* Short problem
Pull out all lines from the listing below in which the word "this" appears.

* Records for processing

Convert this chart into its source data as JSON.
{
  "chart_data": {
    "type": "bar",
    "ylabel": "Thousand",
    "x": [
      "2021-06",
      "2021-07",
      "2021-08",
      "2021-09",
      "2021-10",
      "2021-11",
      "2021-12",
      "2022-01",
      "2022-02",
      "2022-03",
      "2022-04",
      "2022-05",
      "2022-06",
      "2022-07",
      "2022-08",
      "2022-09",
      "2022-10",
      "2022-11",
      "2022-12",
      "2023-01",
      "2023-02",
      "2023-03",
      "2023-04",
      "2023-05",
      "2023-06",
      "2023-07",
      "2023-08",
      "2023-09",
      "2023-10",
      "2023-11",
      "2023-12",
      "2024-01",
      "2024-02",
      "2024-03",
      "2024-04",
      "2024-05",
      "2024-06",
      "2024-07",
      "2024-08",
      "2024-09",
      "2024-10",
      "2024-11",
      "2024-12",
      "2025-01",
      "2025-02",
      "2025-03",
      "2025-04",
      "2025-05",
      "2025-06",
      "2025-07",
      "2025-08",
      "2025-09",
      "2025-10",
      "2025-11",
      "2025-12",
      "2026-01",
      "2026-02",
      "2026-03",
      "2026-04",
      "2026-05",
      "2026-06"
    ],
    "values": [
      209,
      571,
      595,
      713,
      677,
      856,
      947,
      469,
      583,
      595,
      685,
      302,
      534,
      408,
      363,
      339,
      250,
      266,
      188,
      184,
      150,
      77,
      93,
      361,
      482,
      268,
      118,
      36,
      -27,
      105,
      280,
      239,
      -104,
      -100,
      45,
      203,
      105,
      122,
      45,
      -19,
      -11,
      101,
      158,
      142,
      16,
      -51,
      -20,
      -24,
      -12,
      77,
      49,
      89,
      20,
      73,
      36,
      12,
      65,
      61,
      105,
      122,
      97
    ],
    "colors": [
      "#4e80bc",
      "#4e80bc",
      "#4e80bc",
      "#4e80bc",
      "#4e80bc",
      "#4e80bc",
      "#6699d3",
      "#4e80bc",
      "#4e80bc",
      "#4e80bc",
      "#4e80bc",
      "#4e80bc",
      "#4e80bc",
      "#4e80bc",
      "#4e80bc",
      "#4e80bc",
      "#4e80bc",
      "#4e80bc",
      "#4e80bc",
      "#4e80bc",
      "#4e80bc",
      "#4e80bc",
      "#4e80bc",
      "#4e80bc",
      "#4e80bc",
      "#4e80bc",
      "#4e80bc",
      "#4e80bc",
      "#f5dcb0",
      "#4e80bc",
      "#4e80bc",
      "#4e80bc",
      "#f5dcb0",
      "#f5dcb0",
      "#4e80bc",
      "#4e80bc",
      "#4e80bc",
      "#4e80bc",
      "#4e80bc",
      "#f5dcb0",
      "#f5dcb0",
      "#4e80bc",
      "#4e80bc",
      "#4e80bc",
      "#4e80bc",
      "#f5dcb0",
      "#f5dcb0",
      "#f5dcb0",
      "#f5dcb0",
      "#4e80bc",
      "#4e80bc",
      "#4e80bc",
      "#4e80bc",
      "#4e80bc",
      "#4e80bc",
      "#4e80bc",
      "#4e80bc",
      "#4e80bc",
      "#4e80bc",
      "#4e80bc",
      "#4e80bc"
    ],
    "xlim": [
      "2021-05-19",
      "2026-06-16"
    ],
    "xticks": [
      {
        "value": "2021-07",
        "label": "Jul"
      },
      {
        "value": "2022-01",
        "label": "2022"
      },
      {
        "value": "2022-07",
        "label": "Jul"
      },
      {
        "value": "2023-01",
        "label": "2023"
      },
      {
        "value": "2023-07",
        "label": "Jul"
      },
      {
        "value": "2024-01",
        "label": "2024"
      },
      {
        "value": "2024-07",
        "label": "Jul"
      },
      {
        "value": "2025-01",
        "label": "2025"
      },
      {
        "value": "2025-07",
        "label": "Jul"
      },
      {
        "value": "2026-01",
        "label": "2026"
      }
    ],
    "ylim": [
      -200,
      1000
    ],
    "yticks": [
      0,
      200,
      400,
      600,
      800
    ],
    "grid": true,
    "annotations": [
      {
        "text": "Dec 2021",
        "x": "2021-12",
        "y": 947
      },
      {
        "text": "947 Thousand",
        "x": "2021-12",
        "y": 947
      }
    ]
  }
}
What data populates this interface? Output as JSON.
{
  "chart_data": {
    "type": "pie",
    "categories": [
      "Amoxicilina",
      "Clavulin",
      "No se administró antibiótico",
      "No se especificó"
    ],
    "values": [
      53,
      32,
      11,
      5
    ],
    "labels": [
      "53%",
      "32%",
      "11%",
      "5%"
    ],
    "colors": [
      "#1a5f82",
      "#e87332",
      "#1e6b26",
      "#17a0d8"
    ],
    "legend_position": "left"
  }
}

* Completed task
Convert this chart into its source data as JSON.
What data populates this interface? Output as JSON.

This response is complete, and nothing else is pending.